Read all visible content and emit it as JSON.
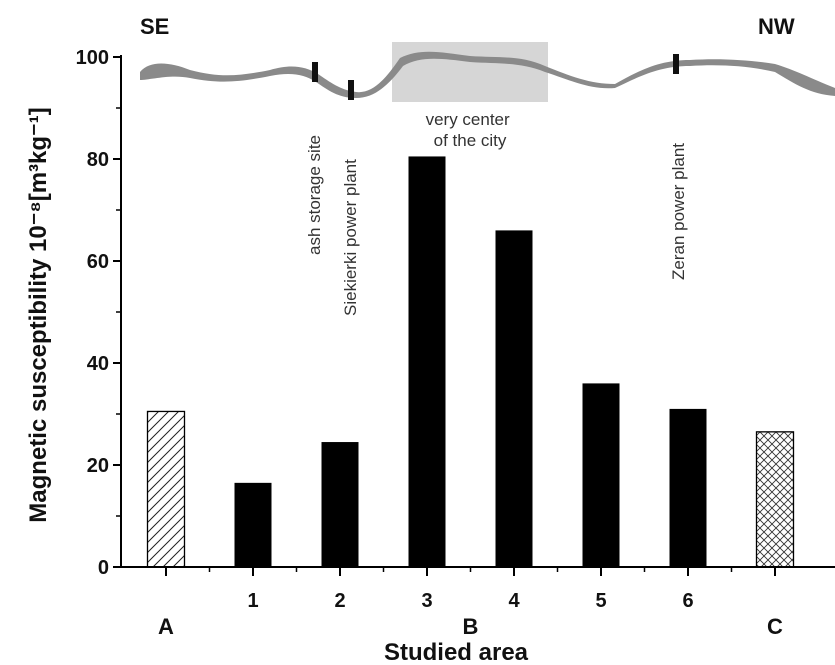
{
  "chart_data": {
    "type": "bar",
    "title": "",
    "xlabel": "Studied area",
    "ylabel": "Magnetic susceptibility 10⁻⁸[m³kg⁻¹]",
    "ylim": [
      0,
      100
    ],
    "yticks": [
      "0",
      "20",
      "40",
      "60",
      "80",
      "100"
    ],
    "categories": [
      "A",
      "1",
      "2",
      "3",
      "4",
      "5",
      "6",
      "C"
    ],
    "values": [
      30.5,
      16.5,
      24.5,
      80.5,
      66,
      36,
      31,
      26.5
    ],
    "bar_styles": [
      "hatch-diagonal",
      "solid",
      "solid",
      "solid",
      "solid",
      "solid",
      "solid",
      "hatch-cross"
    ],
    "group_labels": [
      "A",
      "B",
      "C"
    ],
    "grid": false,
    "corner_labels": {
      "left": "SE",
      "right": "NW"
    },
    "annotations": [
      {
        "text": "ash storage site"
      },
      {
        "text": "Siekierki power plant"
      },
      {
        "text": "very center\nof the city"
      },
      {
        "text": "Zeran power plant"
      }
    ],
    "colors": {
      "bar": "#000000",
      "profile": "#8a8a8a",
      "highlight": "#d6d6d6"
    }
  }
}
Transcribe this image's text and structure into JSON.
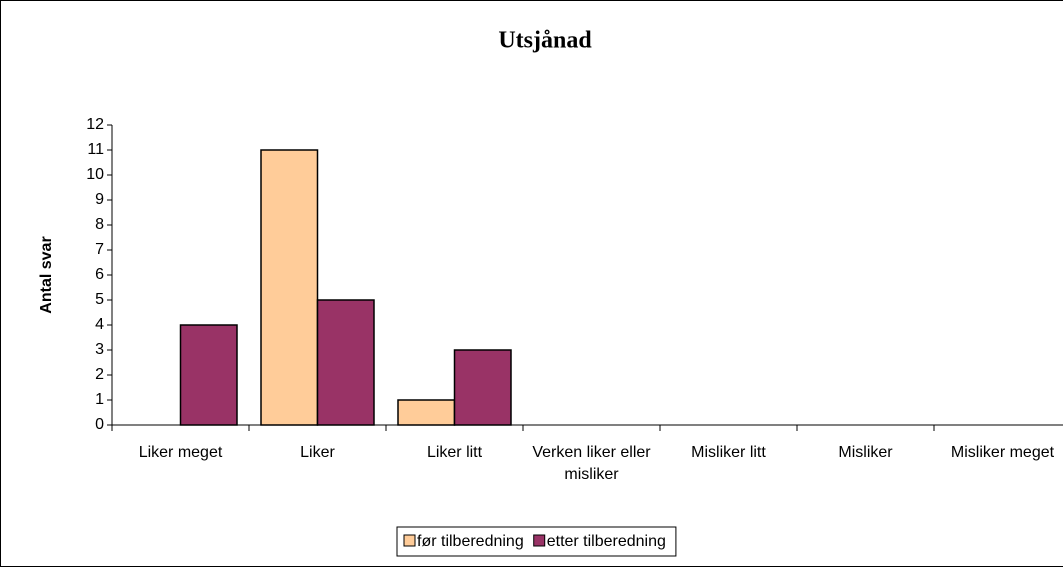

*Given exercise:*
Copy every line above that holds the word "text".

*Result of the exercise:*
        "text": "ash storage site"
        "text": "Siekierki power plant"
        "text": "very center\nof the city"
        "text": "Zeran power plant"
Transcribe this image's text and structure into JSON.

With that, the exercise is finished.